- [What is required]: Set down the material below word for word, excluding the pictures.

-=-=-

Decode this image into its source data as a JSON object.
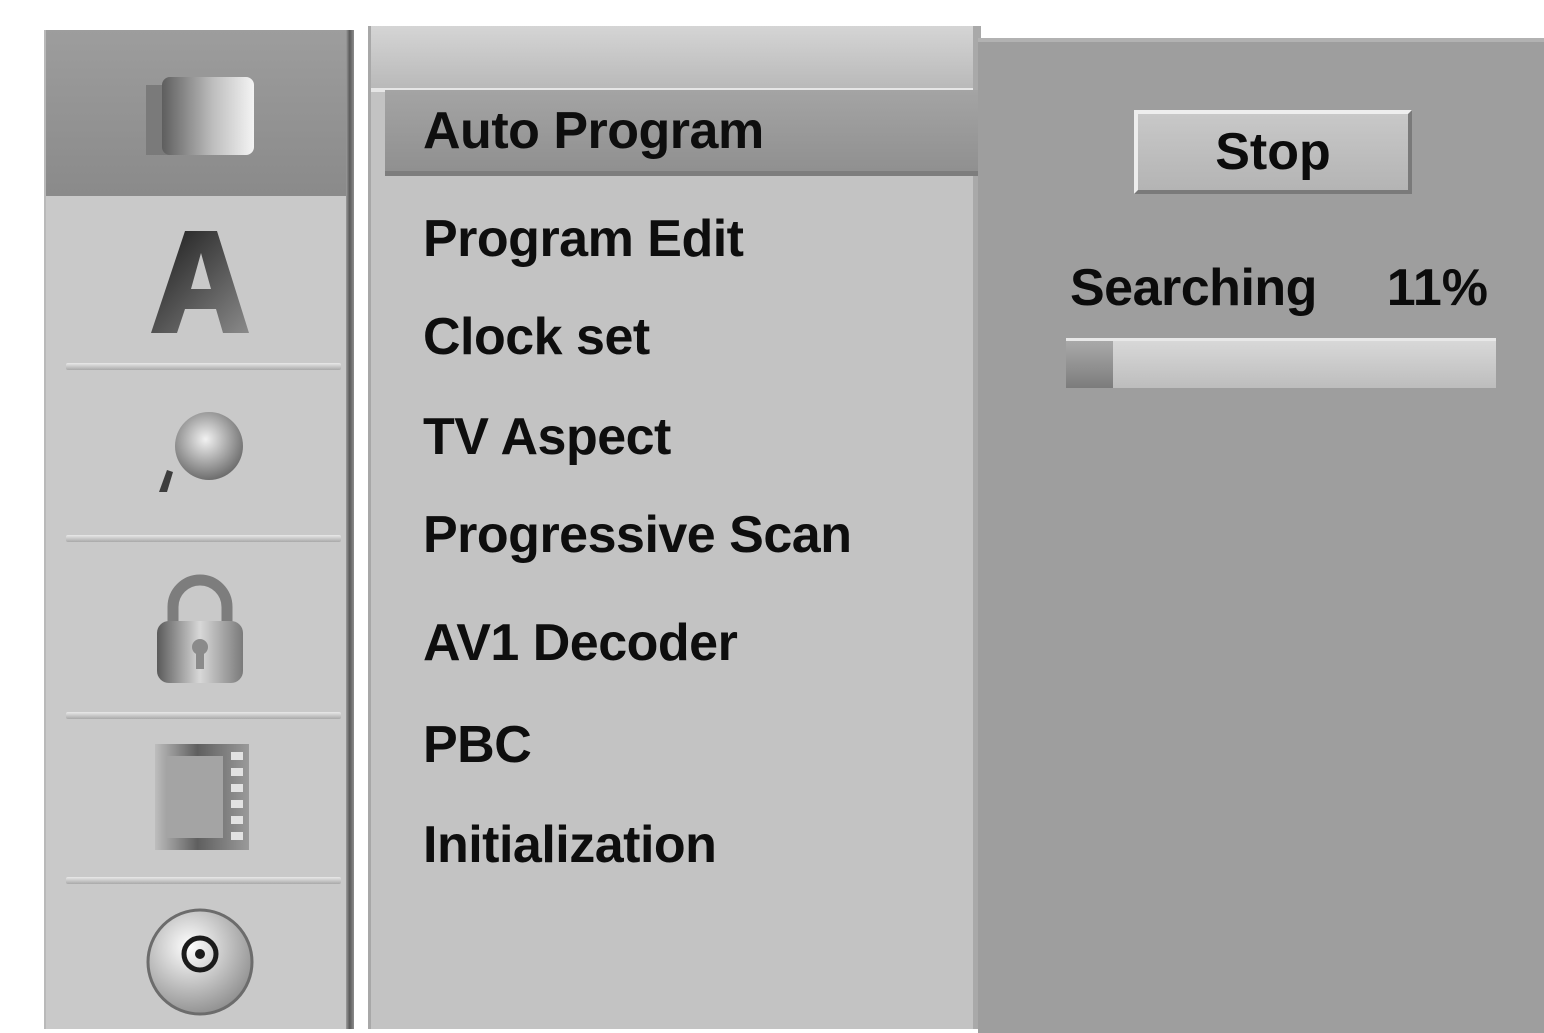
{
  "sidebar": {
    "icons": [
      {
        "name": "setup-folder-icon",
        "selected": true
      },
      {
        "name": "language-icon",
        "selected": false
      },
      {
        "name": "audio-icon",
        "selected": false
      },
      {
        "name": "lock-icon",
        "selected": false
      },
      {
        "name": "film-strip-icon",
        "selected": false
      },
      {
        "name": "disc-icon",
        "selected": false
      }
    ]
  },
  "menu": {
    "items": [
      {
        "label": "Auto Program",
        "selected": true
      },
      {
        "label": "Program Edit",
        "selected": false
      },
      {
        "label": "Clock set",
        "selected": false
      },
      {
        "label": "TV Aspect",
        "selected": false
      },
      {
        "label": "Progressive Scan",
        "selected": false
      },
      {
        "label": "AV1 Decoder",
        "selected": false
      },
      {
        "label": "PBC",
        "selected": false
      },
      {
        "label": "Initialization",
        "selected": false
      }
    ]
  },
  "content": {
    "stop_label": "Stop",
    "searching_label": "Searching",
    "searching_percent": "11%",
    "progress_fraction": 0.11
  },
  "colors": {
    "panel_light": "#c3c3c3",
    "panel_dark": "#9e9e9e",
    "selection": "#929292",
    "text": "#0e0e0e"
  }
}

-=-=-

- [Answer to the exercise]:
Decode this image into its source data as a JSON object.
{
  "sidebar": {
    "icons": [
      {
        "name": "setup-folder-icon",
        "selected": true
      },
      {
        "name": "language-icon",
        "selected": false
      },
      {
        "name": "audio-icon",
        "selected": false
      },
      {
        "name": "lock-icon",
        "selected": false
      },
      {
        "name": "film-strip-icon",
        "selected": false
      },
      {
        "name": "disc-icon",
        "selected": false
      }
    ]
  },
  "menu": {
    "items": [
      {
        "label": "Auto Program",
        "selected": true
      },
      {
        "label": "Program Edit",
        "selected": false
      },
      {
        "label": "Clock set",
        "selected": false
      },
      {
        "label": "TV Aspect",
        "selected": false
      },
      {
        "label": "Progressive Scan",
        "selected": false
      },
      {
        "label": "AV1 Decoder",
        "selected": false
      },
      {
        "label": "PBC",
        "selected": false
      },
      {
        "label": "Initialization",
        "selected": false
      }
    ]
  },
  "content": {
    "stop_label": "Stop",
    "searching_label": "Searching",
    "searching_percent": "11%",
    "progress_fraction": 0.11
  },
  "colors": {
    "panel_light": "#c3c3c3",
    "panel_dark": "#9e9e9e",
    "selection": "#929292",
    "text": "#0e0e0e"
  }
}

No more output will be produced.